[PROBLEM] Copy out every line containing the word "وحطوله".
————
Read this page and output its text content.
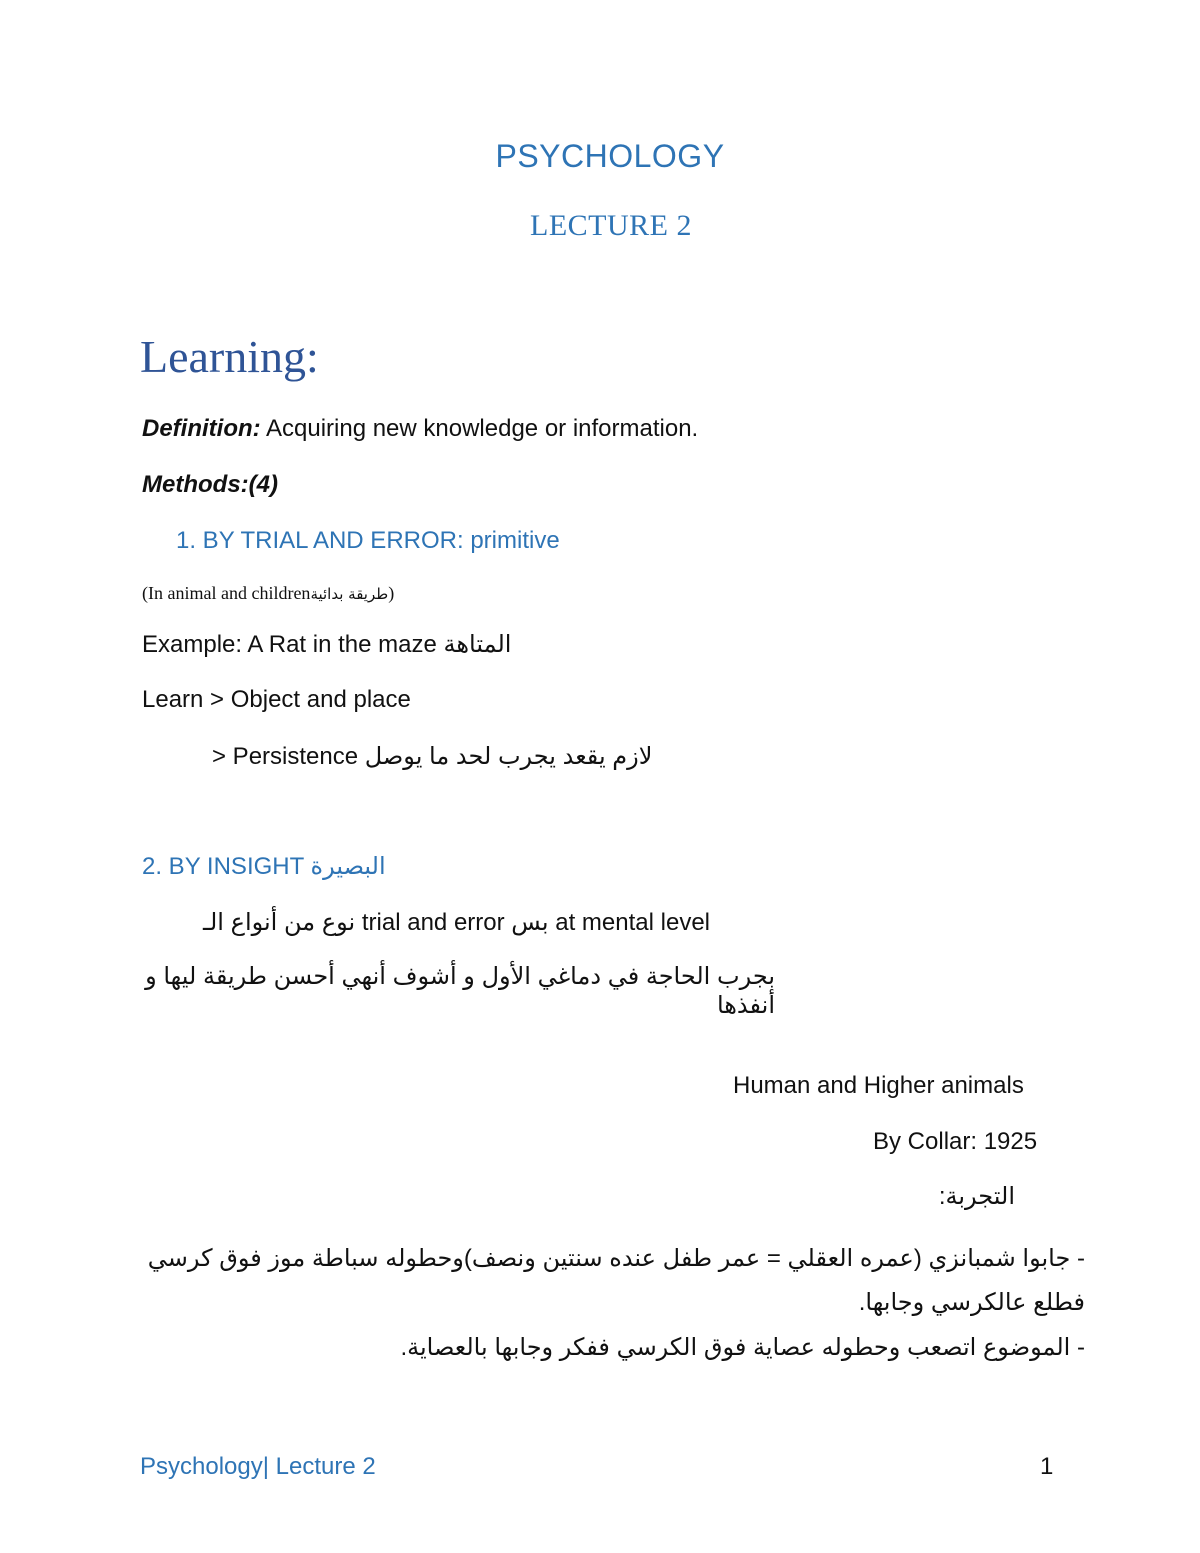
PSYCHOLOGY
LECTURE 2
Learning:
Definition: Acquiring new knowledge or information.
Methods:(4)
1. BY TRIAL AND ERROR: primitive
(In animal and childrenطريقة بدائية)
Example: A Rat in the maze المتاهة
Learn > Object and place
> Persistence لازم يقعد يجرب لحد ما يوصل
2. BY INSIGHT البصيرة
at mental level بس trial and error نوع من أنواع الـ
بجرب الحاجة في دماغي الأول و أشوف أنهي أحسن طريقة ليها و أنفذها
Human and Higher animals
By Collar: 1925
التجربة:
- جابوا شمبانزي (عمره العقلي = عمر طفل عنده سنتين ونصف)وحطوله سباطة موز فوق كرسي فطلع عالكرسي وجابها.
- الموضوع اتصعب وحطوله عصاية فوق الكرسي ففكر وجابها بالعصاية.
Psychology| Lecture 2	1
————
[WRITTEN RESPONSE]
- جابوا شمبانزي (عمره العقلي = عمر طفل عنده سنتين ونصف)وحطوله سباطة موز فوق كرسي فطلع عالكرسي وجابها.
- الموضوع اتصعب وحطوله عصاية فوق الكرسي ففكر وجابها بالعصاية.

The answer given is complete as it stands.